REQUEST. What follows is a listing. Return every line of it exactly.

Data entries:

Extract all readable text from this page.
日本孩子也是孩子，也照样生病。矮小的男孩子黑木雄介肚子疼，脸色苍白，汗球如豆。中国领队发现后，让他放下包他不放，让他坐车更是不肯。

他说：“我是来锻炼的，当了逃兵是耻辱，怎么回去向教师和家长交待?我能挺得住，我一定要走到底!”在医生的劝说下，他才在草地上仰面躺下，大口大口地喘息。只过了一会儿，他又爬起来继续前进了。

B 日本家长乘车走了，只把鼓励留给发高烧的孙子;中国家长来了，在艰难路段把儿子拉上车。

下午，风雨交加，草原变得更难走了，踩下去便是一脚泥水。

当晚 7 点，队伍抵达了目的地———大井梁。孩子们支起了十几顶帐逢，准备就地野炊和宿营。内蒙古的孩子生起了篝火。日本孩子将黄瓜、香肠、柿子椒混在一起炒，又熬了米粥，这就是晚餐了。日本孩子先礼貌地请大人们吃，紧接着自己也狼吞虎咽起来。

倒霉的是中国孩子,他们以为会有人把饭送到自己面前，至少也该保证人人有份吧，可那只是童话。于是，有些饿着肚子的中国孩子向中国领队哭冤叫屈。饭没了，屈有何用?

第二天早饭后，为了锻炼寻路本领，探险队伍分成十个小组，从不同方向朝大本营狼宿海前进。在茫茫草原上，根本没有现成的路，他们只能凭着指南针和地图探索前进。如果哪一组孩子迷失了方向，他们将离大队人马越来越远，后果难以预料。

ANSWER FOR THE TASK.
Extract all readable text from this page.
日本孩子也是孩子，也照样生病。矮小的男孩子黑木雄介肚子疼，脸色苍白，汗球如豆。中国领队发现后，让他放下包他不放，让他坐车更是不肯。

他说：“我是来锻炼的，当了逃兵是耻辱，怎么回去向教师和家长交待?我能挺得住，我一定要走到底!”在医生的劝说下，他才在草地上仰面躺下，大口大口地喘息。只过了一会儿，他又爬起来继续前进了。

B 日本家长乘车走了，只把鼓励留给发高烧的孙子;中国家长来了，在艰难路段把儿子拉上车。

下午，风雨交加，草原变得更难走了，踩下去便是一脚泥水。

当晚 7 点，队伍抵达了目的地———大井梁。孩子们支起了十几顶帐逢，准备就地野炊和宿营。内蒙古的孩子生起了篝火。日本孩子将黄瓜、香肠、柿子椒混在一起炒，又熬了米粥，这就是晚餐了。日本孩子先礼貌地请大人们吃，紧接着自己也狼吞虎咽起来。

倒霉的是中国孩子,他们以为会有人把饭送到自己面前，至少也该保证人人有份吧，可那只是童话。于是，有些饿着肚子的中国孩子向中国领队哭冤叫屈。饭没了，屈有何用?

第二天早饭后，为了锻炼寻路本领，探险队伍分成十个小组，从不同方向朝大本营狼宿海前进。在茫茫草原上，根本没有现成的路，他们只能凭着指南针和地图探索前进。如果哪一组孩子迷失了方向，他们将离大队人马越来越远，后果难以预料。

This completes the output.